- **CONSEGNA**
Prosegui l'articolo sul Progetto Adamo di Plasmon e sul calo delle nascite in Italia, riprendendo subito dopo l'ultima frase riportata.

- **FONTE**
· · · · ·
Italia 2050. Una corsia d’ospedale vuota, si sente il pianto di un bimbo, è appena nato, l’infermiera porge il fagottino alla mamma che lo chiama per la prima volta per nome: Adamo. Poi la scena stacca e si riapre sull’interno di una casa: le foto ricordo, i giocattoli di un bimbo la cui voce si può appena sentire in sottofondo, ha qualche anno, sta giocando sul tappeto, poi appaiono i genitori e la mamma parla: «Adamo è un bambino speciale – dice – possiamo dire che tutti i bambini sono speciali, ma lui ha una particolarità in più, è l’ultimo bambino nato in Italia, dopo di lui nel nostro Paese non è nato più nessuno». Siamo nell’Italia del 2050 e non nascono più bambini. É l’incipit del film futuristico che Plasmon ha realizzato nell’ambito del Progetto Adamo (vedi qui sotto). L’azienda che produce i biscotti che sono praticamente sinonimo di infanzia dunque si mobilità di fronte ad uno scenario che vede i suoi “potenziali clienti” diminuire sempre più (fino a sparire?). D’altra parte inverno demografico significa decrescita, tutt’altro che felice.
Il cortometraggio è una fotografia di come il nostro Paese potrebbe essere se a forza di non far figli, arrivassimo al punto zero delle nascite, dismettendo sale parto, asili, scuole e speranze per il futuro. Plasmon risponde non soltanto elencando le politiche che mette in atto per sostenere le famiglie dei propri dipendenti, ma mette nero su bianco una serie di spunti per invertire la tendenza di questa crisi per il nostro Paese – congedi parentali, sgravi fiscali, politiche di conciliazione, asili nido, flessibilità lavorativa – e invita a sottoscrivere un appello che sarà inviato agli Stati Generali della Natalità fissati nel prossimo mese di maggio. È un bene che anche le aziende si muovano di fronte ad un record negativo di nascite che ogni anno supera sé stesso. Ed è bene che si agisca in sinergia con gli attori politici sul territorio. Solo, per frenare la caduta in picchiata, occorre fare un salto in più, quello culturale. E molto parte dalle donne o meglio dall’idea che abbiamo della donna. Che si vuole di volta in volta, cancellare o snaturare.
· · · · ·
- **MATERIALE FORNITO**
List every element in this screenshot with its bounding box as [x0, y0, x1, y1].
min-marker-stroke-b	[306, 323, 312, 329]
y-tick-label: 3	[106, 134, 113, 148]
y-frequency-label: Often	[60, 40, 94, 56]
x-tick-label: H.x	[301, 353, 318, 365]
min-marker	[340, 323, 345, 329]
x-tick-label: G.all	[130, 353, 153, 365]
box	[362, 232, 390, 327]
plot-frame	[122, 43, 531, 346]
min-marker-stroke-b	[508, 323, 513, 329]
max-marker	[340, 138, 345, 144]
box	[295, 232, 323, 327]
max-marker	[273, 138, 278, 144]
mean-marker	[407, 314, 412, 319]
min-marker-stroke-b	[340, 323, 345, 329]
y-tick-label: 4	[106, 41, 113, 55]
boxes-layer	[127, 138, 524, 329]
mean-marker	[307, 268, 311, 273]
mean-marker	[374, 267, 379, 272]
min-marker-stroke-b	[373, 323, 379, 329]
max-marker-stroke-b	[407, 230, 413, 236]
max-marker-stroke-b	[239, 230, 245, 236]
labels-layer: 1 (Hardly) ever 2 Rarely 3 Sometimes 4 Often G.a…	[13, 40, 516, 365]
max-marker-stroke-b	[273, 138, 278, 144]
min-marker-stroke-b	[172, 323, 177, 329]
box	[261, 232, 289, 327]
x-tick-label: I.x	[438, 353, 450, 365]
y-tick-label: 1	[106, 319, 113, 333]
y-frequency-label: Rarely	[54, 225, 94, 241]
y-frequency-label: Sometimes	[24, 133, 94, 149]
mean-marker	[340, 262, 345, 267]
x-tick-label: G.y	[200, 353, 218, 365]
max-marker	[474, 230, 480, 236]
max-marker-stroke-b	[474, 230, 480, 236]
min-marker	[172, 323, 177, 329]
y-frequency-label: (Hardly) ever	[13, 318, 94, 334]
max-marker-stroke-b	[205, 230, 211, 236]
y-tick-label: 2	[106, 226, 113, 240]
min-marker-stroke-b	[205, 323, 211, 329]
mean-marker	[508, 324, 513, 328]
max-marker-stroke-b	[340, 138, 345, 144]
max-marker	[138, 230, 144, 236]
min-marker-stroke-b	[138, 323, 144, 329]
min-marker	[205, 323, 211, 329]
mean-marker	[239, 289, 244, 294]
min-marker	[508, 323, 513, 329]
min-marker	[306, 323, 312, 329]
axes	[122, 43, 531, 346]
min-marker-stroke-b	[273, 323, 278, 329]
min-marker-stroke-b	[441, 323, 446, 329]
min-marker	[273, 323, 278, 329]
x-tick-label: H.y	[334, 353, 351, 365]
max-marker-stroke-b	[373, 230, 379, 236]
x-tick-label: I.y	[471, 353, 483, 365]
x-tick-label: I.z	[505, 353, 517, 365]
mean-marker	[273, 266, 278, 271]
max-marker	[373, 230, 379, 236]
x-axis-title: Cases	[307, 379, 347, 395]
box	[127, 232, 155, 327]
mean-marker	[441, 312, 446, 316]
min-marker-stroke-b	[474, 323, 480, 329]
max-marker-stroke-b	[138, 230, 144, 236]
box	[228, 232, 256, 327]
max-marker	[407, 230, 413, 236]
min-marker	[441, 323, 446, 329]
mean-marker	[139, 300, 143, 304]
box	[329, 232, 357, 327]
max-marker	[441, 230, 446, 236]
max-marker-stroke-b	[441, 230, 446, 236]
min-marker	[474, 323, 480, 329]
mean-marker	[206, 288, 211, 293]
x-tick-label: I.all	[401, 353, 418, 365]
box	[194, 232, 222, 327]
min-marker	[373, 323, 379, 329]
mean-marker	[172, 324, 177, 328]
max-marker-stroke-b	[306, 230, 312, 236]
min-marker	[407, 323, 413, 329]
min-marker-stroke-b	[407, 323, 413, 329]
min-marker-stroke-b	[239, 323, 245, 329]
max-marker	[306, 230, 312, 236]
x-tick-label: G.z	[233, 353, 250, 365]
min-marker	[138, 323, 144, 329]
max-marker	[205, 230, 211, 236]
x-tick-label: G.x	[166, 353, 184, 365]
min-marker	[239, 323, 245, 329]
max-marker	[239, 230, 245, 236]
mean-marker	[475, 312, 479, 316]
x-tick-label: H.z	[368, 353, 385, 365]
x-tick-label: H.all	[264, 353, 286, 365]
· · · · ·
- **RISPOSTA**
Siamo l’Italia del Sanremo più arcobaleno di sempre, in cui Chiara Ferragni dal palco dell’Ariston fa il sermone sul femminismo mostrandosi praticamente nuda oppure indossando una stola con scritto «pensati libera» dove però “libera” è sinonimo di allineata a quello che la società oggi impone: l’aborto e la fecondazione artificiale come diritti, la maternità come zavorra, il lavoro come obbligo “per emanciparsi”, la mascolinità come tossica a prescindere. E siamo anche l’Italia di Elena Ethal “Elly” Schlein, prima donna alla guida del Partito Democratico che afferma: «Sono una donna, amo un’altra donna e non sono una madre», come se fosse un programma politico e in fondo potrebbe esserlo, se non fosse che è già realizzato sotto i nostri occhi. Anche lei si sente in missione speciale contro l’aborto che deve a tutti i costi difendere, da cosa non è chiaro dal momento che nessuno – purtroppo – lo mette in discussione, ma non importa. Conta solo ripetere il mantra in tutte le salse e farlo bere, assimilare e digerire a quante più persone possibili, in questo modo non solo l’inverno demografico non potrà che avanzare, ma Adamo potrebbe nascere prima di quanto pensiamo (Foto: Screenshot)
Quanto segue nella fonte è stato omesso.